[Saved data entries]
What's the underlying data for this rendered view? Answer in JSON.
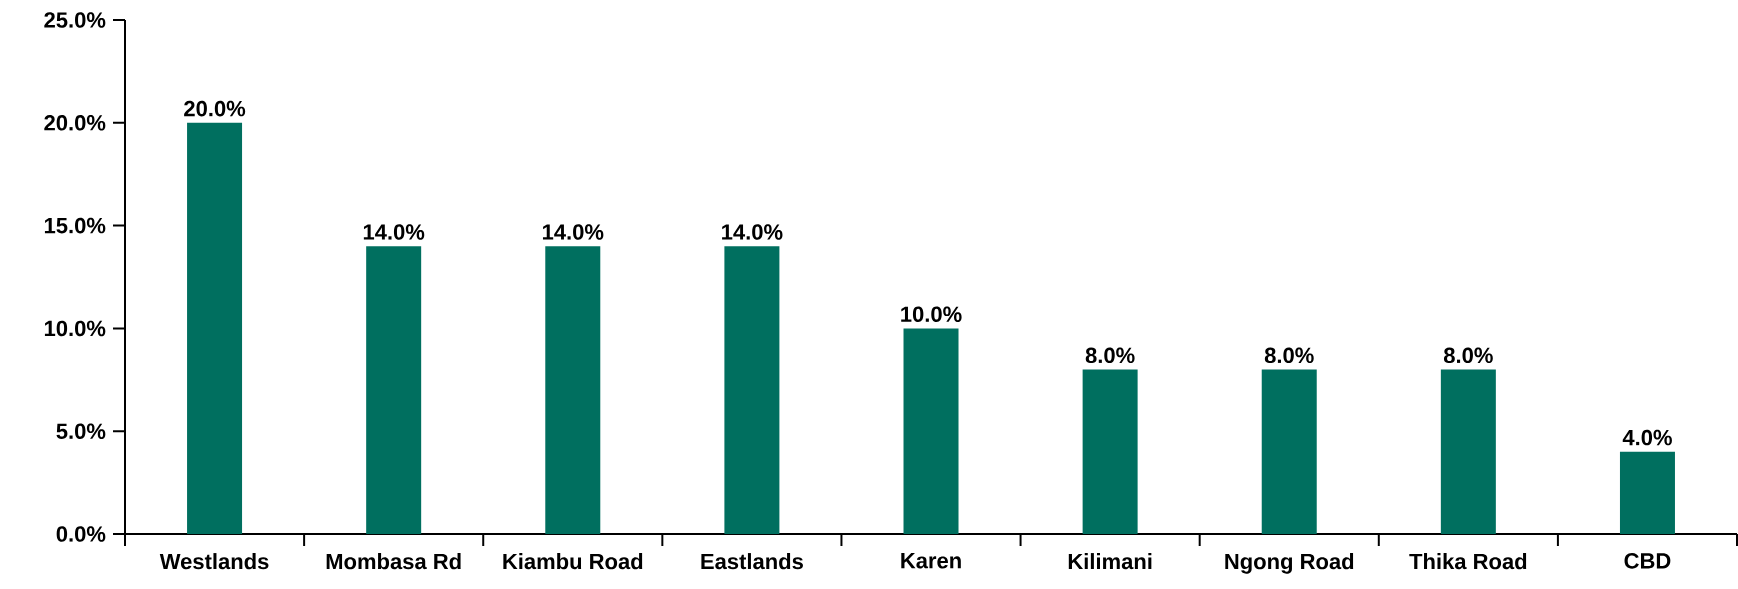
{
  "chart_data": {
    "type": "bar",
    "categories": [
      "Westlands",
      "Mombasa Rd",
      "Kiambu Road",
      "Eastlands",
      "Karen",
      "Kilimani",
      "Ngong Road",
      "Thika Road",
      "CBD"
    ],
    "values": [
      20,
      14,
      14,
      14,
      10,
      8,
      8,
      8,
      4
    ],
    "value_labels": [
      "20.0%",
      "14.0%",
      "14.0%",
      "14.0%",
      "10.0%",
      "8.0%",
      "8.0%",
      "8.0%",
      "4.0%"
    ],
    "color": "#006f5f",
    "ylim": [
      0,
      25
    ],
    "yticks": [
      {
        "value": 0,
        "label": "0.0%"
      },
      {
        "value": 5,
        "label": "5.0%"
      },
      {
        "value": 10,
        "label": "10.0%"
      },
      {
        "value": 15,
        "label": "15.0%"
      },
      {
        "value": 20,
        "label": "20.0%"
      },
      {
        "value": 25,
        "label": "25.0%"
      }
    ]
  }
}
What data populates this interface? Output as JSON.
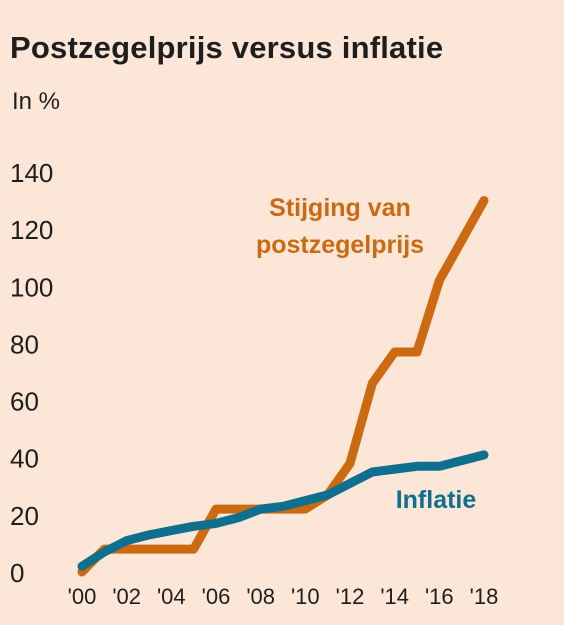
{
  "title": "Postzegelprijs versus inflatie",
  "unit_label": "In %",
  "chart_data": {
    "type": "line",
    "title": "Postzegelprijs versus inflatie",
    "ylabel": "In %",
    "xlabel": "",
    "ylim": [
      0,
      140
    ],
    "y_ticks": [
      "0",
      "20",
      "40",
      "60",
      "80",
      "100",
      "120",
      "140"
    ],
    "x_ticks": [
      "'00",
      "'02",
      "'04",
      "'06",
      "'08",
      "'10",
      "'12",
      "'14",
      "'16",
      "'18"
    ],
    "grid": false,
    "series": [
      {
        "name": "Stijging van postzegelprijs",
        "label_lines": [
          "Stijging van",
          "postzegelprijs"
        ],
        "color": "#cc6a12",
        "points": [
          [
            2000,
            0
          ],
          [
            2001,
            8
          ],
          [
            2002,
            8
          ],
          [
            2003,
            8
          ],
          [
            2004,
            8
          ],
          [
            2005,
            8
          ],
          [
            2006,
            22
          ],
          [
            2007,
            22
          ],
          [
            2008,
            22
          ],
          [
            2009,
            22
          ],
          [
            2010,
            22
          ],
          [
            2011,
            27
          ],
          [
            2012,
            38
          ],
          [
            2013,
            66
          ],
          [
            2014,
            77
          ],
          [
            2015,
            77
          ],
          [
            2016,
            102
          ],
          [
            2017,
            116
          ],
          [
            2018,
            130
          ]
        ]
      },
      {
        "name": "Inflatie",
        "label_lines": [
          "Inflatie"
        ],
        "color": "#0e6f8f",
        "points": [
          [
            2000,
            2
          ],
          [
            2001,
            7
          ],
          [
            2002,
            11
          ],
          [
            2003,
            13
          ],
          [
            2004,
            14.5
          ],
          [
            2005,
            16
          ],
          [
            2006,
            17
          ],
          [
            2007,
            19
          ],
          [
            2008,
            22
          ],
          [
            2009,
            23
          ],
          [
            2010,
            25
          ],
          [
            2011,
            27
          ],
          [
            2012,
            31
          ],
          [
            2013,
            35
          ],
          [
            2014,
            36
          ],
          [
            2015,
            37
          ],
          [
            2016,
            37
          ],
          [
            2017,
            39
          ],
          [
            2018,
            41
          ]
        ]
      }
    ]
  }
}
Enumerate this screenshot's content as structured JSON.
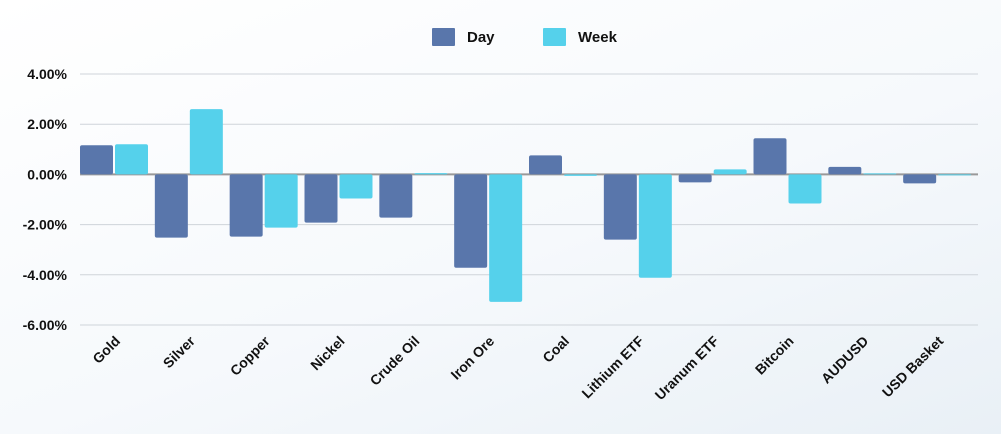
{
  "chart_data": {
    "type": "bar",
    "categories": [
      "Gold",
      "Silver",
      "Copper",
      "Nickel",
      "Crude Oil",
      "Iron Ore",
      "Coal",
      "Lithium ETF",
      "Uranum ETF",
      "Bitcoin",
      "AUDUSD",
      "USD Basket"
    ],
    "series": [
      {
        "name": "Day",
        "color": "#5976ab",
        "values": [
          1.16,
          -2.52,
          -2.48,
          -1.92,
          -1.72,
          -3.72,
          0.76,
          -2.6,
          -0.32,
          1.44,
          0.3,
          -0.36
        ]
      },
      {
        "name": "Week",
        "color": "#55d1eb",
        "values": [
          1.2,
          2.6,
          -2.12,
          -0.96,
          0.05,
          -5.08,
          -0.06,
          -4.12,
          0.2,
          -1.16,
          0.04,
          0.0
        ]
      }
    ],
    "ylim": [
      -6,
      4
    ],
    "yticks": [
      4,
      2,
      0,
      -2,
      -4,
      -6
    ],
    "ytick_labels": [
      "4.00%",
      "2.00%",
      "0.00%",
      "-2.00%",
      "-4.00%",
      "-6.00%"
    ],
    "grid": true,
    "legend": "top-center",
    "title": "",
    "xlabel": "",
    "ylabel": ""
  }
}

DIRECTION: Print out the lines exactly, skipping any picture.

WRITTEN ANSWER:
What's the underlying data for this rendered view? Answer in JSON.
{
  "chart_data": {
    "type": "bar",
    "categories": [
      "Westlands",
      "Mombasa Rd",
      "Kiambu Road",
      "Eastlands",
      "Karen",
      "Kilimani",
      "Ngong Road",
      "Thika Road",
      "CBD"
    ],
    "values": [
      20,
      14,
      14,
      14,
      10,
      8,
      8,
      8,
      4
    ],
    "value_labels": [
      "20.0%",
      "14.0%",
      "14.0%",
      "14.0%",
      "10.0%",
      "8.0%",
      "8.0%",
      "8.0%",
      "4.0%"
    ],
    "color": "#006f5f",
    "ylim": [
      0,
      25
    ],
    "yticks": [
      {
        "value": 0,
        "label": "0.0%"
      },
      {
        "value": 5,
        "label": "5.0%"
      },
      {
        "value": 10,
        "label": "10.0%"
      },
      {
        "value": 15,
        "label": "15.0%"
      },
      {
        "value": 20,
        "label": "20.0%"
      },
      {
        "value": 25,
        "label": "25.0%"
      }
    ]
  }
}
What data populates this interface? Output as JSON.
{
  "title": "Postzegelprijs versus inflatie",
  "unit_label": "In %",
  "chart_data": {
    "type": "line",
    "title": "Postzegelprijs versus inflatie",
    "ylabel": "In %",
    "xlabel": "",
    "ylim": [
      0,
      140
    ],
    "y_ticks": [
      "0",
      "20",
      "40",
      "60",
      "80",
      "100",
      "120",
      "140"
    ],
    "x_ticks": [
      "'00",
      "'02",
      "'04",
      "'06",
      "'08",
      "'10",
      "'12",
      "'14",
      "'16",
      "'18"
    ],
    "grid": false,
    "series": [
      {
        "name": "Stijging van postzegelprijs",
        "label_lines": [
          "Stijging van",
          "postzegelprijs"
        ],
        "color": "#cc6a12",
        "points": [
          [
            2000,
            0
          ],
          [
            2001,
            8
          ],
          [
            2002,
            8
          ],
          [
            2003,
            8
          ],
          [
            2004,
            8
          ],
          [
            2005,
            8
          ],
          [
            2006,
            22
          ],
          [
            2007,
            22
          ],
          [
            2008,
            22
          ],
          [
            2009,
            22
          ],
          [
            2010,
            22
          ],
          [
            2011,
            27
          ],
          [
            2012,
            38
          ],
          [
            2013,
            66
          ],
          [
            2014,
            77
          ],
          [
            2015,
            77
          ],
          [
            2016,
            102
          ],
          [
            2017,
            116
          ],
          [
            2018,
            130
          ]
        ]
      },
      {
        "name": "Inflatie",
        "label_lines": [
          "Inflatie"
        ],
        "color": "#0e6f8f",
        "points": [
          [
            2000,
            2
          ],
          [
            2001,
            7
          ],
          [
            2002,
            11
          ],
          [
            2003,
            13
          ],
          [
            2004,
            14.5
          ],
          [
            2005,
            16
          ],
          [
            2006,
            17
          ],
          [
            2007,
            19
          ],
          [
            2008,
            22
          ],
          [
            2009,
            23
          ],
          [
            2010,
            25
          ],
          [
            2011,
            27
          ],
          [
            2012,
            31
          ],
          [
            2013,
            35
          ],
          [
            2014,
            36
          ],
          [
            2015,
            37
          ],
          [
            2016,
            37
          ],
          [
            2017,
            39
          ],
          [
            2018,
            41
          ]
        ]
      }
    ]
  }
}
Enumerate this screenshot's content as structured JSON.
{
  "chart_data": {
    "type": "bar",
    "categories": [
      "Gold",
      "Silver",
      "Copper",
      "Nickel",
      "Crude Oil",
      "Iron Ore",
      "Coal",
      "Lithium ETF",
      "Uranum ETF",
      "Bitcoin",
      "AUDUSD",
      "USD Basket"
    ],
    "series": [
      {
        "name": "Day",
        "color": "#5976ab",
        "values": [
          1.16,
          -2.52,
          -2.48,
          -1.92,
          -1.72,
          -3.72,
          0.76,
          -2.6,
          -0.32,
          1.44,
          0.3,
          -0.36
        ]
      },
      {
        "name": "Week",
        "color": "#55d1eb",
        "values": [
          1.2,
          2.6,
          -2.12,
          -0.96,
          0.05,
          -5.08,
          -0.06,
          -4.12,
          0.2,
          -1.16,
          0.04,
          0.0
        ]
      }
    ],
    "ylim": [
      -6,
      4
    ],
    "yticks": [
      4,
      2,
      0,
      -2,
      -4,
      -6
    ],
    "ytick_labels": [
      "4.00%",
      "2.00%",
      "0.00%",
      "-2.00%",
      "-4.00%",
      "-6.00%"
    ],
    "grid": true,
    "legend": "top-center",
    "title": "",
    "xlabel": "",
    "ylabel": ""
  }
}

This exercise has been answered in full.